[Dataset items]
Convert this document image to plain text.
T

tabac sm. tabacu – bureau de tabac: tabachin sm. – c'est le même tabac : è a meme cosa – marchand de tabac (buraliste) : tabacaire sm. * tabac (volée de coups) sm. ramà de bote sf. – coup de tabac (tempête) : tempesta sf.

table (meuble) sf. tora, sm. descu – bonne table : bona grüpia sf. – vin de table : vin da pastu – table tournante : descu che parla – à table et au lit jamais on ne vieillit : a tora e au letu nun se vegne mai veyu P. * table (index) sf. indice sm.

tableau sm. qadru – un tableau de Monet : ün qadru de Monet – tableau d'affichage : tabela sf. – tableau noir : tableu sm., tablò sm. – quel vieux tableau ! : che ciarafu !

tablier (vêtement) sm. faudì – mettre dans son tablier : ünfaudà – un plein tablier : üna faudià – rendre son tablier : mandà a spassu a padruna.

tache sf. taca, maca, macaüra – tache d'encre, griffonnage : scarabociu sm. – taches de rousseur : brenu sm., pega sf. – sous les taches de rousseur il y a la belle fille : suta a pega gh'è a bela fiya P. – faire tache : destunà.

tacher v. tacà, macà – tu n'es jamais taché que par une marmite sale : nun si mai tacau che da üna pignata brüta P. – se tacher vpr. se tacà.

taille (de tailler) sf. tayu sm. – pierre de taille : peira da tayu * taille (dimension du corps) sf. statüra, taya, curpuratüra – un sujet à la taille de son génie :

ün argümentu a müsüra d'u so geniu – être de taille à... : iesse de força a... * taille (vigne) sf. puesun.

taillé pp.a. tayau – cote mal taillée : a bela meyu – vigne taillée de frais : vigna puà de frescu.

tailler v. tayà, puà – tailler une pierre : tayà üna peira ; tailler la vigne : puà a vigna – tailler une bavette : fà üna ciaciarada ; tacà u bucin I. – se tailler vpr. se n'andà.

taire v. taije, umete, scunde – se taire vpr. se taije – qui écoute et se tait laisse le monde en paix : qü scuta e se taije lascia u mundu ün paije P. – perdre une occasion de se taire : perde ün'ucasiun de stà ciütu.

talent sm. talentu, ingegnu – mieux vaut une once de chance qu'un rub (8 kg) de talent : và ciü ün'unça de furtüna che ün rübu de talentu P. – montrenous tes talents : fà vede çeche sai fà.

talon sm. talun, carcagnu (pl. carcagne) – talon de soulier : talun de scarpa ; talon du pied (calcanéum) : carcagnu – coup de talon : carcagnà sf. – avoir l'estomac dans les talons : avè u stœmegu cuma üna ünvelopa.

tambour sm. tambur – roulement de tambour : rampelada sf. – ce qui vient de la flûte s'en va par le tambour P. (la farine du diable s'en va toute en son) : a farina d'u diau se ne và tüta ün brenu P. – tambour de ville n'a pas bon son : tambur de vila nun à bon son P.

# REQUIREMENT:
Copy every line in the entries above that has the string "vigna" in it.

# REPLY TO THE TASK:
taillé pp.a. tayau – cote mal taillée : a bela meyu – vigne taillée de frais : vigna puà de frescu.
tailler v. tayà, puà – tailler une pierre : tayà üna peira ; tailler la vigne : puà a vigna – tailler une bavette : fà üna ciaciarada ; tacà u bucin I. – se tailler vpr. se n'andà.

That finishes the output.